++++ Working data

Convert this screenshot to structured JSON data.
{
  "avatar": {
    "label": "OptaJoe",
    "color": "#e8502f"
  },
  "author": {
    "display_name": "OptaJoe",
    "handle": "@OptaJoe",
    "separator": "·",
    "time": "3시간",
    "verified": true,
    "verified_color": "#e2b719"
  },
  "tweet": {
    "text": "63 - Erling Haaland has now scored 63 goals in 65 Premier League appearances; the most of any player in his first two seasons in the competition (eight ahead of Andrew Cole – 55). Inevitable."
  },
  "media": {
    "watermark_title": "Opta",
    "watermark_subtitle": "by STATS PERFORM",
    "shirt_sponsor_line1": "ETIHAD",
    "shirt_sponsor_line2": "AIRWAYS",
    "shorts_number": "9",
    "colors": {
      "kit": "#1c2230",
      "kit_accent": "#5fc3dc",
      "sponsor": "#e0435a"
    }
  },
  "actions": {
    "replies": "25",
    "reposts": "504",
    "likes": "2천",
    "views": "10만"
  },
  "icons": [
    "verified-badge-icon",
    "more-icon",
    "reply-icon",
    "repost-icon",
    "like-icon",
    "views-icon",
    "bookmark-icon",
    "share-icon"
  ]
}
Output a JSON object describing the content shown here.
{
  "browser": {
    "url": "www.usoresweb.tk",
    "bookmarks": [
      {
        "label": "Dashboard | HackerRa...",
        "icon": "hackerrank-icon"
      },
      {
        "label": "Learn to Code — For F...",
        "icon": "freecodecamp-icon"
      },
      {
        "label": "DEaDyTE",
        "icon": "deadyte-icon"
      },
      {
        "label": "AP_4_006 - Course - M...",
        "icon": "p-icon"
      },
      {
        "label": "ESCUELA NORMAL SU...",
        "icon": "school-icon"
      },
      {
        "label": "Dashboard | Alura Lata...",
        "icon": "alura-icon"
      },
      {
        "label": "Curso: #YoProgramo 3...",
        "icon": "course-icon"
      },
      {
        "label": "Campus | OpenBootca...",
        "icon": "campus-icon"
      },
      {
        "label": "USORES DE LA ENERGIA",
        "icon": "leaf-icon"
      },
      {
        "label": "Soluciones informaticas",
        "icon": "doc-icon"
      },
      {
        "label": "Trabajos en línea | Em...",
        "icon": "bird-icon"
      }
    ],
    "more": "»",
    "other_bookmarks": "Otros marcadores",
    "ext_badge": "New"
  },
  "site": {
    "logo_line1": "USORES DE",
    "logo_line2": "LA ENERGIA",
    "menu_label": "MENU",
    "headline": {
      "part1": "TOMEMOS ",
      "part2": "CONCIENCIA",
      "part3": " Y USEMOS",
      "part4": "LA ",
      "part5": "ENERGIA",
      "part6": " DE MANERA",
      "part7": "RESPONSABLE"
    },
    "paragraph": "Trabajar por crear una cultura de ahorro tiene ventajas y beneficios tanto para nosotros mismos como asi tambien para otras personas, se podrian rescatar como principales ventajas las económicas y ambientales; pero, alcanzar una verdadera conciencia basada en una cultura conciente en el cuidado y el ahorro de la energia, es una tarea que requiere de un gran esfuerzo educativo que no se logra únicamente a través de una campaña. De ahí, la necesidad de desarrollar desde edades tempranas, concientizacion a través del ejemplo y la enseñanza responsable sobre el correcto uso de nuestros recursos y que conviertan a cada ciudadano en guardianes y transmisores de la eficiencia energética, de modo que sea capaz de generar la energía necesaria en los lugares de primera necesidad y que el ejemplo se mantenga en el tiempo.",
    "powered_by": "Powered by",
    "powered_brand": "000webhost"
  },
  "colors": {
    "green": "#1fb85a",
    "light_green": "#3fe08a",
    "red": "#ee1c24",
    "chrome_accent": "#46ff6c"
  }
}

++++++++

Goal
Write the entries again, exactly as they stand.

Response below
Convert this screenshot to structured JSON data.
{
  "avatar": {
    "label": "OptaJoe",
    "color": "#e8502f"
  },
  "author": {
    "display_name": "OptaJoe",
    "handle": "@OptaJoe",
    "separator": "·",
    "time": "3시간",
    "verified": true,
    "verified_color": "#e2b719"
  },
  "tweet": {
    "text": "63 - Erling Haaland has now scored 63 goals in 65 Premier League appearances; the most of any player in his first two seasons in the competition (eight ahead of Andrew Cole – 55). Inevitable."
  },
  "media": {
    "watermark_title": "Opta",
    "watermark_subtitle": "by STATS PERFORM",
    "shirt_sponsor_line1": "ETIHAD",
    "shirt_sponsor_line2": "AIRWAYS",
    "shorts_number": "9",
    "colors": {
      "kit": "#1c2230",
      "kit_accent": "#5fc3dc",
      "sponsor": "#e0435a"
    }
  },
  "actions": {
    "replies": "25",
    "reposts": "504",
    "likes": "2천",
    "views": "10만"
  },
  "icons": [
    "verified-badge-icon",
    "more-icon",
    "reply-icon",
    "repost-icon",
    "like-icon",
    "views-icon",
    "bookmark-icon",
    "share-icon"
  ]
}
Output a JSON object describing the content shown here.
{
  "browser": {
    "url": "www.usoresweb.tk",
    "bookmarks": [
      {
        "label": "Dashboard | HackerRa...",
        "icon": "hackerrank-icon"
      },
      {
        "label": "Learn to Code — For F...",
        "icon": "freecodecamp-icon"
      },
      {
        "label": "DEaDyTE",
        "icon": "deadyte-icon"
      },
      {
        "label": "AP_4_006 - Course - M...",
        "icon": "p-icon"
      },
      {
        "label": "ESCUELA NORMAL SU...",
        "icon": "school-icon"
      },
      {
        "label": "Dashboard | Alura Lata...",
        "icon": "alura-icon"
      },
      {
        "label": "Curso: #YoProgramo 3...",
        "icon": "course-icon"
      },
      {
        "label": "Campus | OpenBootca...",
        "icon": "campus-icon"
      },
      {
        "label": "USORES DE LA ENERGIA",
        "icon": "leaf-icon"
      },
      {
        "label": "Soluciones informaticas",
        "icon": "doc-icon"
      },
      {
        "label": "Trabajos en línea | Em...",
        "icon": "bird-icon"
      }
    ],
    "more": "»",
    "other_bookmarks": "Otros marcadores",
    "ext_badge": "New"
  },
  "site": {
    "logo_line1": "USORES DE",
    "logo_line2": "LA ENERGIA",
    "menu_label": "MENU",
    "headline": {
      "part1": "TOMEMOS ",
      "part2": "CONCIENCIA",
      "part3": " Y USEMOS",
      "part4": "LA ",
      "part5": "ENERGIA",
      "part6": " DE MANERA",
      "part7": "RESPONSABLE"
    },
    "paragraph": "Trabajar por crear una cultura de ahorro tiene ventajas y beneficios tanto para nosotros mismos como asi tambien para otras personas, se podrian rescatar como principales ventajas las económicas y ambientales; pero, alcanzar una verdadera conciencia basada en una cultura conciente en el cuidado y el ahorro de la energia, es una tarea que requiere de un gran esfuerzo educativo que no se logra únicamente a través de una campaña. De ahí, la necesidad de desarrollar desde edades tempranas, concientizacion a través del ejemplo y la enseñanza responsable sobre el correcto uso de nuestros recursos y que conviertan a cada ciudadano en guardianes y transmisores de la eficiencia energética, de modo que sea capaz de generar la energía necesaria en los lugares de primera necesidad y que el ejemplo se mantenga en el tiempo.",
    "powered_by": "Powered by",
    "powered_brand": "000webhost"
  },
  "colors": {
    "green": "#1fb85a",
    "light_green": "#3fe08a",
    "red": "#ee1c24",
    "chrome_accent": "#46ff6c"
  }
}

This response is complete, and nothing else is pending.